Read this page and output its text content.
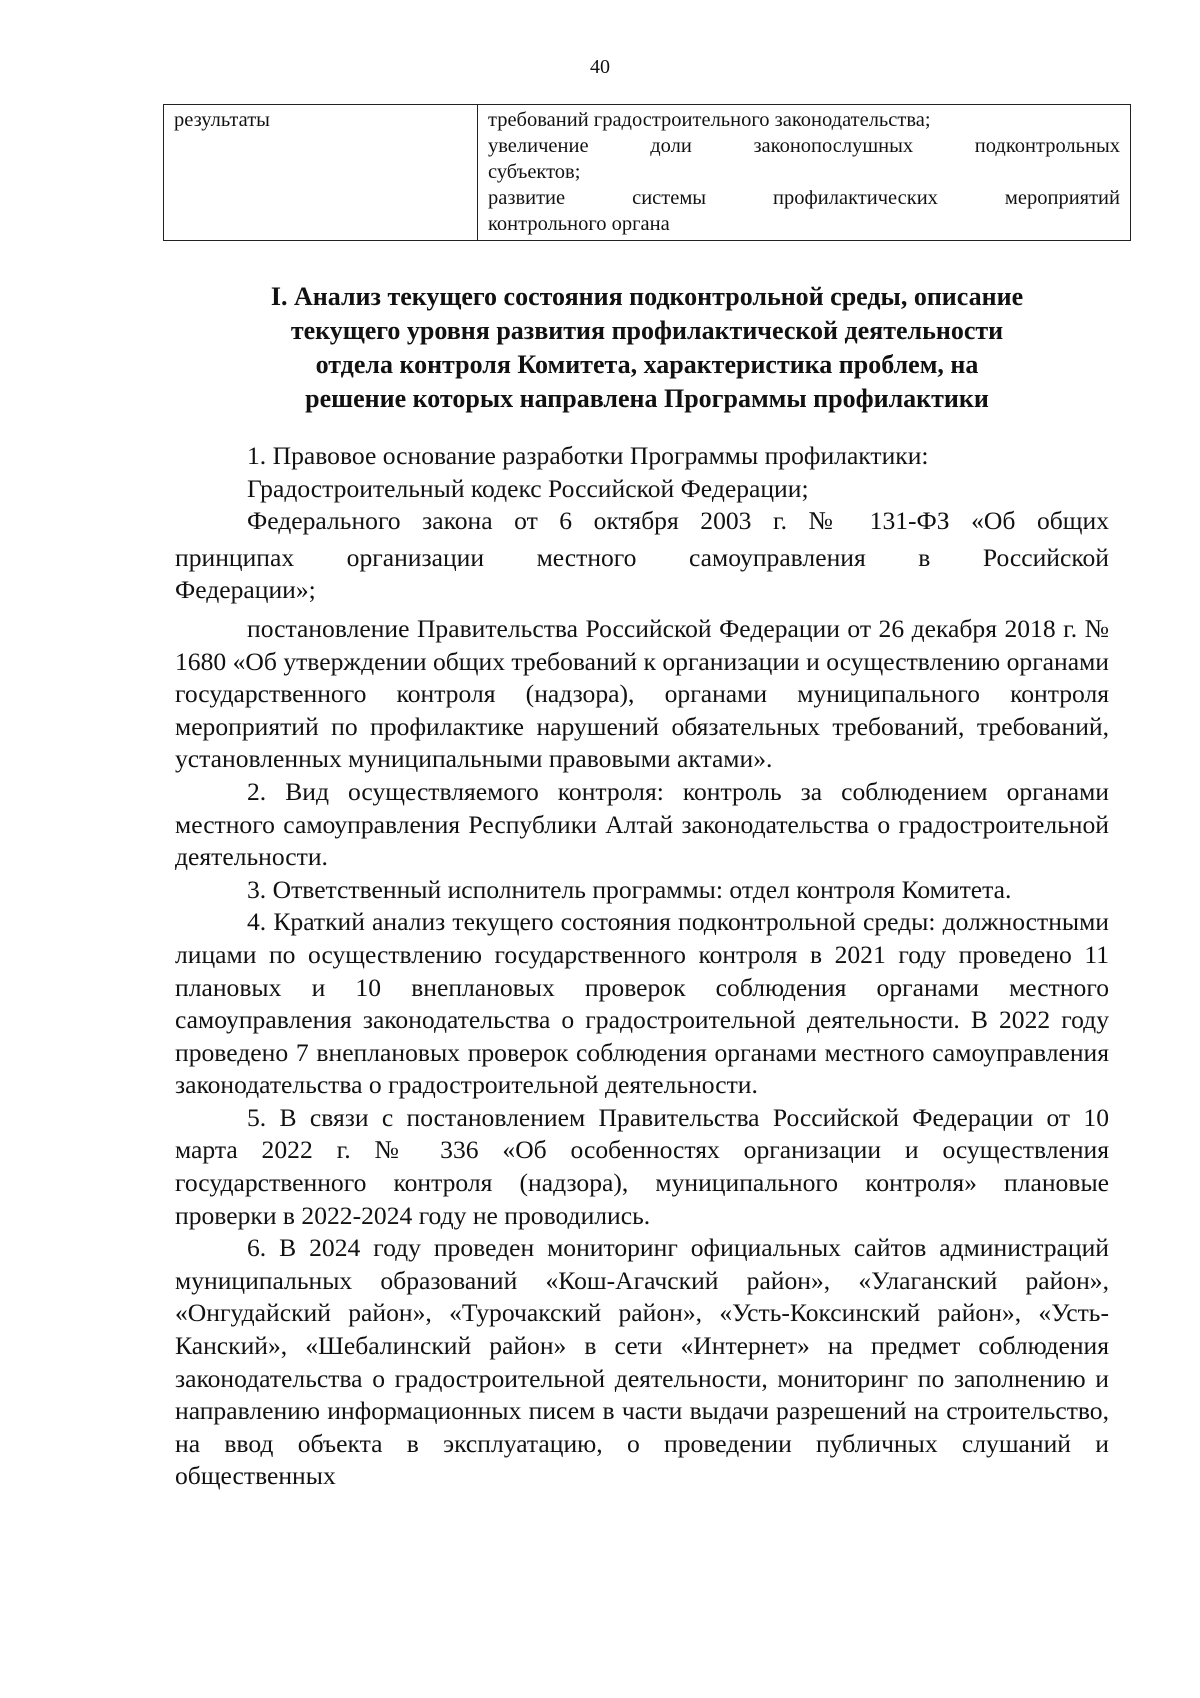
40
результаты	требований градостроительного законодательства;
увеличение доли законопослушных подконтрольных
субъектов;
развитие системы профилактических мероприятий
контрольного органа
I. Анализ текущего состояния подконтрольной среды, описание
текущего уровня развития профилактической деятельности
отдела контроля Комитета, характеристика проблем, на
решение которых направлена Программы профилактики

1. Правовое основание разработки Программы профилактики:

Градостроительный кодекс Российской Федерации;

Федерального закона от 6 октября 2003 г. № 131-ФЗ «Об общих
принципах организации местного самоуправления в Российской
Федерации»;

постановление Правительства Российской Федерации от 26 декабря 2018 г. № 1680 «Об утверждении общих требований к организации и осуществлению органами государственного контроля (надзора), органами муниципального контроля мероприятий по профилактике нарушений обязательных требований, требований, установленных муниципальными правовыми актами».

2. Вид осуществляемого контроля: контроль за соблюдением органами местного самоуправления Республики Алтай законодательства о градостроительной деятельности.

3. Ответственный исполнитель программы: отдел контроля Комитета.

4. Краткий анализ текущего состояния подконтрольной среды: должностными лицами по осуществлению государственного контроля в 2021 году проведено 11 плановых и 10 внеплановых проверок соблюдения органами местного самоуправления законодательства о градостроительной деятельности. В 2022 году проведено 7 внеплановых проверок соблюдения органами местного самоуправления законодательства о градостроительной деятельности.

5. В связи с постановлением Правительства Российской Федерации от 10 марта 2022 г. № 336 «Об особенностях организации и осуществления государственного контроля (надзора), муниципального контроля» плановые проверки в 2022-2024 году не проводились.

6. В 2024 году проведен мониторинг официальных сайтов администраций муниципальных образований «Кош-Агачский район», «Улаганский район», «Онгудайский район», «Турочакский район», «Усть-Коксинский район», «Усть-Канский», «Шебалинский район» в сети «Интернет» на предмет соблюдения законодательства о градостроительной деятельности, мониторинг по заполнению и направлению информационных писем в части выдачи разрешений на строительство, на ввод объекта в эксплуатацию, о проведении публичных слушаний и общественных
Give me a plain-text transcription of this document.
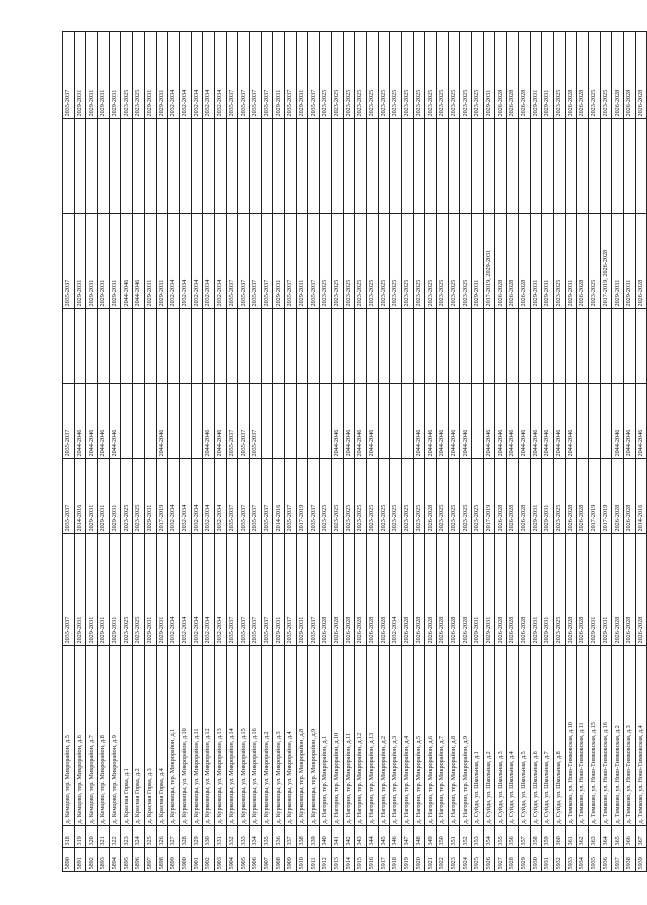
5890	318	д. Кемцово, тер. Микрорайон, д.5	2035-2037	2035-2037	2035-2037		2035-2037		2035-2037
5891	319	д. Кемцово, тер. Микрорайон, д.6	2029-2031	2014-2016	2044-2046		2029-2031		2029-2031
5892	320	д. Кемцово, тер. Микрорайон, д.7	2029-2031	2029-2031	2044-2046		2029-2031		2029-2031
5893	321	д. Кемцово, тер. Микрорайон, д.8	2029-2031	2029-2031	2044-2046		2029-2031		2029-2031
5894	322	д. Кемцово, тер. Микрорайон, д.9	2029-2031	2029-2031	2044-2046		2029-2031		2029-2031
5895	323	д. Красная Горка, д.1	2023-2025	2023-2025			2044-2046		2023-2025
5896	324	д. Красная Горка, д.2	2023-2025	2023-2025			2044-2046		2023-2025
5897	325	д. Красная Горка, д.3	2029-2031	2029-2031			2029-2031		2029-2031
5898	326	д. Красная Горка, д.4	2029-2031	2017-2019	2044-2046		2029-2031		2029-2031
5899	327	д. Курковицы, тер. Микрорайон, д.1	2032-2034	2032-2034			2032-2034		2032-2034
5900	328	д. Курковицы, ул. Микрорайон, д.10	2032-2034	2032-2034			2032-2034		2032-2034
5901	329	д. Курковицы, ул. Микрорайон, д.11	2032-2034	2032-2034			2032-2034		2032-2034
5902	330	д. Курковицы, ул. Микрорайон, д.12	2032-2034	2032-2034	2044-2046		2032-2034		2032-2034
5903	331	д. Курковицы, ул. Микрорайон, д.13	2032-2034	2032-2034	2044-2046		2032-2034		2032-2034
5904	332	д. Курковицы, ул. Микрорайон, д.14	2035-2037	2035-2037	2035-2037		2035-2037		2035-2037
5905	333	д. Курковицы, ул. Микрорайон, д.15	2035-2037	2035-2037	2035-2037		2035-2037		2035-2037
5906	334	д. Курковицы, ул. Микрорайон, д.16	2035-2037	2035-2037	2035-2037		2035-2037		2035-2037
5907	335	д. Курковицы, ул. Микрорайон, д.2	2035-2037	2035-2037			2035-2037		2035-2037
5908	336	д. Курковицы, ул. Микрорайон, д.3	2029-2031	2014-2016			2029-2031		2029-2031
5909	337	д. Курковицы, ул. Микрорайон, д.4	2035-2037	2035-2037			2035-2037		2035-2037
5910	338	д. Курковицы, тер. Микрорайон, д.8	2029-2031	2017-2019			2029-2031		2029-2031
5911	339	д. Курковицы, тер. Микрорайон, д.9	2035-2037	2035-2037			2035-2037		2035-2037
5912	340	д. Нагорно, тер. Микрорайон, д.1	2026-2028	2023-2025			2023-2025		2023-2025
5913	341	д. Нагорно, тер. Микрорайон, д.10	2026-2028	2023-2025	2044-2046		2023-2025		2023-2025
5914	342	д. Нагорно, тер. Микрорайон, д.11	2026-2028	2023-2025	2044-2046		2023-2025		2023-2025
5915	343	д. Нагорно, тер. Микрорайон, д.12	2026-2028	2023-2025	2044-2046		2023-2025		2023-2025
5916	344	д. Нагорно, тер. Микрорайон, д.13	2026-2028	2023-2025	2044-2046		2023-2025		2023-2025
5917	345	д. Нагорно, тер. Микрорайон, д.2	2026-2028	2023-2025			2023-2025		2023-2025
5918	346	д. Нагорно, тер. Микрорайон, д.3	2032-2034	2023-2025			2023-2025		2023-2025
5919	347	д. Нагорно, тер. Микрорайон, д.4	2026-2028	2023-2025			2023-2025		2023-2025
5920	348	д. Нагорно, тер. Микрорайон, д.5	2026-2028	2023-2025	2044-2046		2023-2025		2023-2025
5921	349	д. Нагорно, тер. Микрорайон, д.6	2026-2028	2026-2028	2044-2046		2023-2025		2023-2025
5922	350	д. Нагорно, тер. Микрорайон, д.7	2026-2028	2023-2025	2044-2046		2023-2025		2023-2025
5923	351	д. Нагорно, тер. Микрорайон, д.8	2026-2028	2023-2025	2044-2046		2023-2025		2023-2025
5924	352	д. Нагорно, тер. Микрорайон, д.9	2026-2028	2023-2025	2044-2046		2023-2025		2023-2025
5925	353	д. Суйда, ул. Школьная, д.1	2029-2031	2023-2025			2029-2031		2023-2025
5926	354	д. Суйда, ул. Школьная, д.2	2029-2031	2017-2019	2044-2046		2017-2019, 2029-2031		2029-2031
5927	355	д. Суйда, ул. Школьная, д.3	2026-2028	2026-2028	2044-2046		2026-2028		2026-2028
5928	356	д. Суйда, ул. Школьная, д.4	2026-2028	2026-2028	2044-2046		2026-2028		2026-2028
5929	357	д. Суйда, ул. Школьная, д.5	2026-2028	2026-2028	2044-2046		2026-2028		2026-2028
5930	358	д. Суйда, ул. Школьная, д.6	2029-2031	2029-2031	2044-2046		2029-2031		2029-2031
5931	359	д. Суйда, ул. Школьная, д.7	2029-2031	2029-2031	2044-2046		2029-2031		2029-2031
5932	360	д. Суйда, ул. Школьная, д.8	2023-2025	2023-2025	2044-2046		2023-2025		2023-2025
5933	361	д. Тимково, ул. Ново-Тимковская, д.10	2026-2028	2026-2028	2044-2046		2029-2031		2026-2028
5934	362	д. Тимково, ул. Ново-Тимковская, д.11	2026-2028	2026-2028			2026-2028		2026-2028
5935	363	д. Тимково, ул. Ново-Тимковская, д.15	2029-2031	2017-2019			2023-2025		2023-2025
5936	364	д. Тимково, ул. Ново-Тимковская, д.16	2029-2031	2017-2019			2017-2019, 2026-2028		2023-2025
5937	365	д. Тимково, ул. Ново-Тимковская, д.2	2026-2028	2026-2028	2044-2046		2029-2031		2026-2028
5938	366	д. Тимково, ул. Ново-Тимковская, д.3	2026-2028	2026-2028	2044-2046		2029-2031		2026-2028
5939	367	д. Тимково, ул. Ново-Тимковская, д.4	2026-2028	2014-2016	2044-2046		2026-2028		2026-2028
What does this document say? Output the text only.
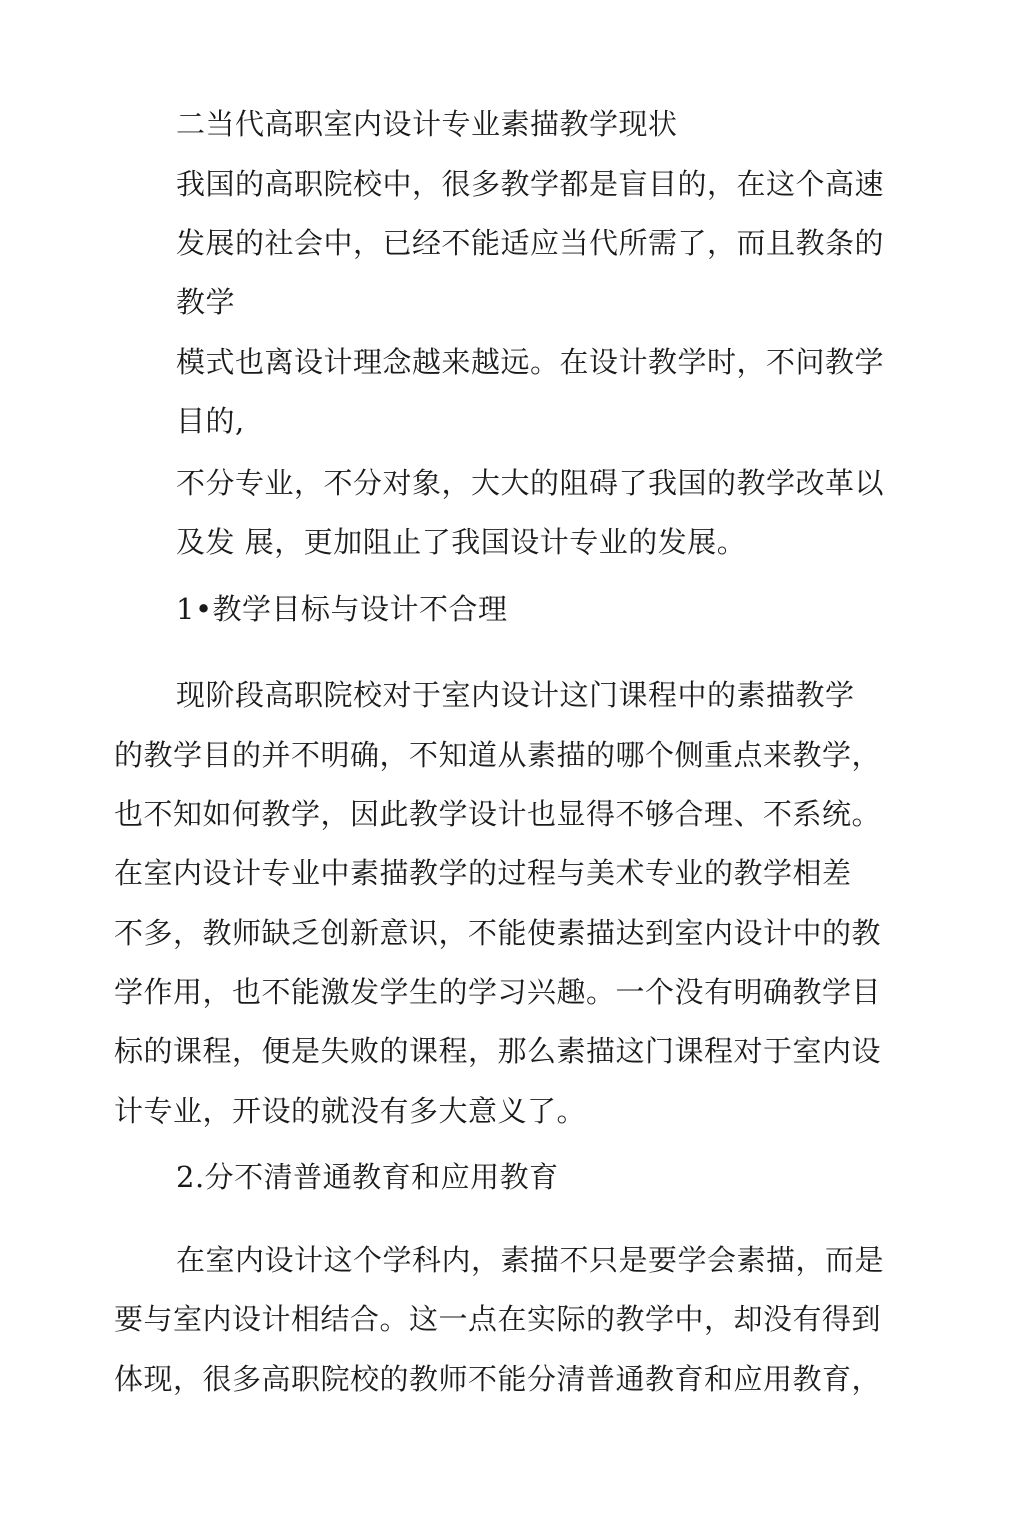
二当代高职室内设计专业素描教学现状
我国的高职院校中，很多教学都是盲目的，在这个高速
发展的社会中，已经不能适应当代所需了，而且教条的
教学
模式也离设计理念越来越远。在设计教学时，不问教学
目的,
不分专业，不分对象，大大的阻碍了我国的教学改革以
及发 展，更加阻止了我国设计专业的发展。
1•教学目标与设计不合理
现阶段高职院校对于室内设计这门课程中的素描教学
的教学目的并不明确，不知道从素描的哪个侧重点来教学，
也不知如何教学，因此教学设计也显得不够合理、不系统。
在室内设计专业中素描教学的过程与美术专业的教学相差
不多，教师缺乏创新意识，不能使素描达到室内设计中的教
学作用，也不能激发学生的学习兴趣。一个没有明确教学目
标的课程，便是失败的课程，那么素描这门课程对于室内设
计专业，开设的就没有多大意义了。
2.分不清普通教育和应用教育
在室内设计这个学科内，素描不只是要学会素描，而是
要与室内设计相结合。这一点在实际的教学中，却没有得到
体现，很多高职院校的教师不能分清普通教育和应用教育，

> _Your objective_:
From the listing above, collect each line in which the string "Комитета" appears.

> _Exercise output_:
отдела контроля Комитета, характеристика проблем, на
3. Ответственный исполнитель программы: отдел контроля Комитета.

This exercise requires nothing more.